» PROBLEMS TO SOLVE
[A] In the album review, which band were all the members of Nebula formerly part of?
[B] Write a continuation of the album review, picking up after its final sentence.
**** EXCERPTED TEXT
To the Center
Duuuuuuude! "Please do not call Nebula 'Stoner Rock,'" begs the press materials for the Los Angeles band's first full-length. There are a few variations on the stoner rock theme, so let's be specific. Among the subgenres, there are the "only sounds good when high" hippie jam bands such as Phish, post-rave come-down electronica, the German import-only albums of David Hasselhoff, and the sounds of the Queens of the Stone Age/Kyuss camp -- where Nebula (all ex-Fu Manchu guys) fits.
The cover of the longhaired power trio's debut album is a fisheye lens shot of the group's gear set up in the cracked earth desert. Musically, Nebula owes much to Sabbath and the Stooges (even covering the latter's "I Need Somebody") and the psychedelic roar of Blue Cheer. They even do a song called "Fields of Psilocybin" on Center. A gong is struck on the opening song. Yep, this is music for and by people who smoked pot in their Camaros before homeroom, clad in jean jackets with Led Zeppelin patches on the back.
********
**** DATASET ENTRIES
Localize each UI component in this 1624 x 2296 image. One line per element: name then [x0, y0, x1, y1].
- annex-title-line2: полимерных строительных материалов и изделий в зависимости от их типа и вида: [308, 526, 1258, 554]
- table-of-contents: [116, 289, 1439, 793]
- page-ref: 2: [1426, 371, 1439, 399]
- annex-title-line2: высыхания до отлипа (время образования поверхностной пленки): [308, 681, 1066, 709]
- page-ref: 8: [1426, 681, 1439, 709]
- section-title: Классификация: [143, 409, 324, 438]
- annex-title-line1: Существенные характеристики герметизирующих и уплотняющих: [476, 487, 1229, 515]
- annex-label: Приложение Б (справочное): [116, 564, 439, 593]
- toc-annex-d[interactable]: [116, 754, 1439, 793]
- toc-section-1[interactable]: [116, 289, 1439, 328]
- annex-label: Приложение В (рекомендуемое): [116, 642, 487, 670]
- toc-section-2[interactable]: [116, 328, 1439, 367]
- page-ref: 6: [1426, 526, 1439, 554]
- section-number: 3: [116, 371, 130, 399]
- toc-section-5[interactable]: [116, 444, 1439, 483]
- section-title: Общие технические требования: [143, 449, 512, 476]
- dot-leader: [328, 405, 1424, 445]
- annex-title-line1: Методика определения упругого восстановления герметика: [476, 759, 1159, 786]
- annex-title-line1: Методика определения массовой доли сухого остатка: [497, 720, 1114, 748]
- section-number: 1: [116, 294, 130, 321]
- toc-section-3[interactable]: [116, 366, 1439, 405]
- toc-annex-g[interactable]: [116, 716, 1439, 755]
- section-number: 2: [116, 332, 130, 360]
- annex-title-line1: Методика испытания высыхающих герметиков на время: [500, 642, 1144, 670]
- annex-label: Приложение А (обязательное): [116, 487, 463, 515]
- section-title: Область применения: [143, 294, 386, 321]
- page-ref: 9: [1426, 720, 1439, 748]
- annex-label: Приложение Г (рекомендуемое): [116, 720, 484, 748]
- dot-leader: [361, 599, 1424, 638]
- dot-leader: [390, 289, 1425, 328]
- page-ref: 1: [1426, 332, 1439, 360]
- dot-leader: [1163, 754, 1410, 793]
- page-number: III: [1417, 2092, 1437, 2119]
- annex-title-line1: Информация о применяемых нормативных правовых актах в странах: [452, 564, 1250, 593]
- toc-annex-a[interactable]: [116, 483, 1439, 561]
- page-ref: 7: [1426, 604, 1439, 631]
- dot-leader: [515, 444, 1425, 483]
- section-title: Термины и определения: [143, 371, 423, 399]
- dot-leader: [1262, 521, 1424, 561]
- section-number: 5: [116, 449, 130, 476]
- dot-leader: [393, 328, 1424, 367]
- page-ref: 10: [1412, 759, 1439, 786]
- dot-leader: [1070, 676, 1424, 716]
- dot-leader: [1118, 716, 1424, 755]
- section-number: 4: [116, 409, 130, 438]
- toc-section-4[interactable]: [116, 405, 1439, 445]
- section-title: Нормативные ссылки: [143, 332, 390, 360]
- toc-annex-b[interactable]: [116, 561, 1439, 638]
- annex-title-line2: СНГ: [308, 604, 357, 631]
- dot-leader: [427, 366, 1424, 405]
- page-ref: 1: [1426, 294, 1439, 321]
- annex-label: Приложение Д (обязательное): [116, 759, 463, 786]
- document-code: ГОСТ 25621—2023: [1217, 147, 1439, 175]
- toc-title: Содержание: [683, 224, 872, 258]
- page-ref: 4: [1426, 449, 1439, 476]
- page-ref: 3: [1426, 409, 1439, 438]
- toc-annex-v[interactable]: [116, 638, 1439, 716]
********
» RESPONSES BY TASK
[A] They were all formerly in Fu Manchu.

[B]
That's not to ghettoize or make claims about the lack of intelligence of the group; there is more to them than mere stoner rock. They're a Sub Pop band and know how to work the punk and grunge angles. Mark Arm of the late Mudhoney sings on the Stooges cover, and they occasionally pick up the tempos to near-punk speeds, and Nebula revels in the straightforward power chords of Seattle's finest. But this kind of metal all comes back to the low end. Nebula bassist Mark Abshire has a steady, sludgy bass sound, and he follows the root chords without bogging songs down. Instead, it gives drummer Ruben Romano room to step off the beat, like Animal from the Muppets, bashing away in his own oblivion. The main weapon is guitarist/vocalist Eddie Glass, who provides the most interesting, psychedelic jam moments, particularly when he busts out in a long, winding solo.
Take the mini-epic "Freedom." It's drummer Romano who plays the sitar (yes, some rock bands still play the sitar) and the tribal tattoo opening, but it's Glass who makes the journey mystic. Singing lyrics like "Into the rays of the rising sun, you'll find your freedom," he erupts in a double-tracked, space-rock solo with the wah-wah guitar in one speaker and the quick, bluesy licks coming out of the other. And that's all before the sitar joins in or the drum and bass solo. It's a trip, man.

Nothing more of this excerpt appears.